• [PROBLEM TO SOLVE]: Word for word, restate every line of the listing that follows.

• [WORKING DATA]:
============================================================
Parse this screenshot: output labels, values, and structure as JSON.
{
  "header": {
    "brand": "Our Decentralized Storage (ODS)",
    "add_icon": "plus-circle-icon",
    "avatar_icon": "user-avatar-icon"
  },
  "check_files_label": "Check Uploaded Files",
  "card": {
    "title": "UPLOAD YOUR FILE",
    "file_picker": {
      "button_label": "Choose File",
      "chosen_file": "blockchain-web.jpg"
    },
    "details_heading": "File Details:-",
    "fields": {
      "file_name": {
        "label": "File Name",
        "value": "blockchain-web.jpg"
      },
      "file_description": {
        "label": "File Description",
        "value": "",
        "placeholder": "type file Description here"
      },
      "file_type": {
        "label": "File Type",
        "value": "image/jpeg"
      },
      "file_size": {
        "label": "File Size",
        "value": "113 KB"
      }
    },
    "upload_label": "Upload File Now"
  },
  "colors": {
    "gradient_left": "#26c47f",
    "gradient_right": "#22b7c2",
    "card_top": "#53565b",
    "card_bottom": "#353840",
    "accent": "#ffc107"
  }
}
============================================================
• [ANSWER TO THE TASK]:
Parse this screenshot: output labels, values, and structure as JSON.
{
  "header": {
    "brand": "Our Decentralized Storage (ODS)",
    "add_icon": "plus-circle-icon",
    "avatar_icon": "user-avatar-icon"
  },
  "check_files_label": "Check Uploaded Files",
  "card": {
    "title": "UPLOAD YOUR FILE",
    "file_picker": {
      "button_label": "Choose File",
      "chosen_file": "blockchain-web.jpg"
    },
    "details_heading": "File Details:-",
    "fields": {
      "file_name": {
        "label": "File Name",
        "value": "blockchain-web.jpg"
      },
      "file_description": {
        "label": "File Description",
        "value": "",
        "placeholder": "type file Description here"
      },
      "file_type": {
        "label": "File Type",
        "value": "image/jpeg"
      },
      "file_size": {
        "label": "File Size",
        "value": "113 KB"
      }
    },
    "upload_label": "Upload File Now"
  },
  "colors": {
    "gradient_left": "#26c47f",
    "gradient_right": "#22b7c2",
    "card_top": "#53565b",
    "card_bottom": "#353840",
    "accent": "#ffc107"
  }
}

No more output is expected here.